Set down every record once more, exactly as given.

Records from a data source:
* * * * * * * * *
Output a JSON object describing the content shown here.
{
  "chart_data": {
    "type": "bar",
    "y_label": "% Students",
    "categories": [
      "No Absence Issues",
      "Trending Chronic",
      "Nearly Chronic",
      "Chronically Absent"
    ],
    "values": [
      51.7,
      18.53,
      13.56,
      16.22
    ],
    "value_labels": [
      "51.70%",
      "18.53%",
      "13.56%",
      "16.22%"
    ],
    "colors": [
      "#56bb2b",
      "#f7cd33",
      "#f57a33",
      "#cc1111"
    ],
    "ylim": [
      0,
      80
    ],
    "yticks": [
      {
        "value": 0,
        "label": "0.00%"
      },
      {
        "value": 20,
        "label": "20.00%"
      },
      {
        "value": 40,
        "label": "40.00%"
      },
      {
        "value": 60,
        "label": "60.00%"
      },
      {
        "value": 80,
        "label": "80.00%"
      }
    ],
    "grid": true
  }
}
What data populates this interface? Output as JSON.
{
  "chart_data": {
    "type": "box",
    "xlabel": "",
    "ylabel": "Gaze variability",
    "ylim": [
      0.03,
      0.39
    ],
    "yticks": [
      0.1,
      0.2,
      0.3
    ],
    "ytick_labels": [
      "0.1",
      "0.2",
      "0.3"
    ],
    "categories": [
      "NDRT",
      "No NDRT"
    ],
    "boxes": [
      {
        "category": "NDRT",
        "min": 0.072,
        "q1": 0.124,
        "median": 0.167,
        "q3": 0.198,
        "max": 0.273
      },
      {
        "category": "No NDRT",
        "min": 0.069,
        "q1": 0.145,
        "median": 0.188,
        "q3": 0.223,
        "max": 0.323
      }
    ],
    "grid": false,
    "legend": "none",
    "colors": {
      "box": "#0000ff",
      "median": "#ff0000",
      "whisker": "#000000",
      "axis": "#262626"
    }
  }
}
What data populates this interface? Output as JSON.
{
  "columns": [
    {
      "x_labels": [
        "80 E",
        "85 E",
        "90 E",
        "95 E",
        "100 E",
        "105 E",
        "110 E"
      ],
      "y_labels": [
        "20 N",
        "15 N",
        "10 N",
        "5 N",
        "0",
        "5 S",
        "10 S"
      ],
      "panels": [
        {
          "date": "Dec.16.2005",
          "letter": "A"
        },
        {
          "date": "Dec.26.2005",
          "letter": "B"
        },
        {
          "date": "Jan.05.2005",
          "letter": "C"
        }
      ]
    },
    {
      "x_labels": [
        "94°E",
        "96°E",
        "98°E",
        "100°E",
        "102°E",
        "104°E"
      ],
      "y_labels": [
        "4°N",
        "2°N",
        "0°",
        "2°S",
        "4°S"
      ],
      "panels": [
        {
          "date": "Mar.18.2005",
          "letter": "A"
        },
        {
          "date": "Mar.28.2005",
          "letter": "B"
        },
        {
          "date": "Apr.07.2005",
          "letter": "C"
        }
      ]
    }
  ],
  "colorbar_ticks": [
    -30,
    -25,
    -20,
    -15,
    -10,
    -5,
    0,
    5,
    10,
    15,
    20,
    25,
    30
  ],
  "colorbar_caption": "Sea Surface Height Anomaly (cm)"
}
* * * * * * * * *
* Solved exercise:
Output a JSON object describing the content shown here.
{
  "chart_data": {
    "type": "bar",
    "y_label": "% Students",
    "categories": [
      "No Absence Issues",
      "Trending Chronic",
      "Nearly Chronic",
      "Chronically Absent"
    ],
    "values": [
      51.7,
      18.53,
      13.56,
      16.22
    ],
    "value_labels": [
      "51.70%",
      "18.53%",
      "13.56%",
      "16.22%"
    ],
    "colors": [
      "#56bb2b",
      "#f7cd33",
      "#f57a33",
      "#cc1111"
    ],
    "ylim": [
      0,
      80
    ],
    "yticks": [
      {
        "value": 0,
        "label": "0.00%"
      },
      {
        "value": 20,
        "label": "20.00%"
      },
      {
        "value": 40,
        "label": "40.00%"
      },
      {
        "value": 60,
        "label": "60.00%"
      },
      {
        "value": 80,
        "label": "80.00%"
      }
    ],
    "grid": true
  }
}
What data populates this interface? Output as JSON.
{
  "chart_data": {
    "type": "box",
    "xlabel": "",
    "ylabel": "Gaze variability",
    "ylim": [
      0.03,
      0.39
    ],
    "yticks": [
      0.1,
      0.2,
      0.3
    ],
    "ytick_labels": [
      "0.1",
      "0.2",
      "0.3"
    ],
    "categories": [
      "NDRT",
      "No NDRT"
    ],
    "boxes": [
      {
        "category": "NDRT",
        "min": 0.072,
        "q1": 0.124,
        "median": 0.167,
        "q3": 0.198,
        "max": 0.273
      },
      {
        "category": "No NDRT",
        "min": 0.069,
        "q1": 0.145,
        "median": 0.188,
        "q3": 0.223,
        "max": 0.323
      }
    ],
    "grid": false,
    "legend": "none",
    "colors": {
      "box": "#0000ff",
      "median": "#ff0000",
      "whisker": "#000000",
      "axis": "#262626"
    }
  }
}
What data populates this interface? Output as JSON.
{
  "columns": [
    {
      "x_labels": [
        "80 E",
        "85 E",
        "90 E",
        "95 E",
        "100 E",
        "105 E",
        "110 E"
      ],
      "y_labels": [
        "20 N",
        "15 N",
        "10 N",
        "5 N",
        "0",
        "5 S",
        "10 S"
      ],
      "panels": [
        {
          "date": "Dec.16.2005",
          "letter": "A"
        },
        {
          "date": "Dec.26.2005",
          "letter": "B"
        },
        {
          "date": "Jan.05.2005",
          "letter": "C"
        }
      ]
    },
    {
      "x_labels": [
        "94°E",
        "96°E",
        "98°E",
        "100°E",
        "102°E",
        "104°E"
      ],
      "y_labels": [
        "4°N",
        "2°N",
        "0°",
        "2°S",
        "4°S"
      ],
      "panels": [
        {
          "date": "Mar.18.2005",
          "letter": "A"
        },
        {
          "date": "Mar.28.2005",
          "letter": "B"
        },
        {
          "date": "Apr.07.2005",
          "letter": "C"
        }
      ]
    }
  ],
  "colorbar_ticks": [
    -30,
    -25,
    -20,
    -15,
    -10,
    -5,
    0,
    5,
    10,
    15,
    20,
    25,
    30
  ],
  "colorbar_caption": "Sea Surface Height Anomaly (cm)"
}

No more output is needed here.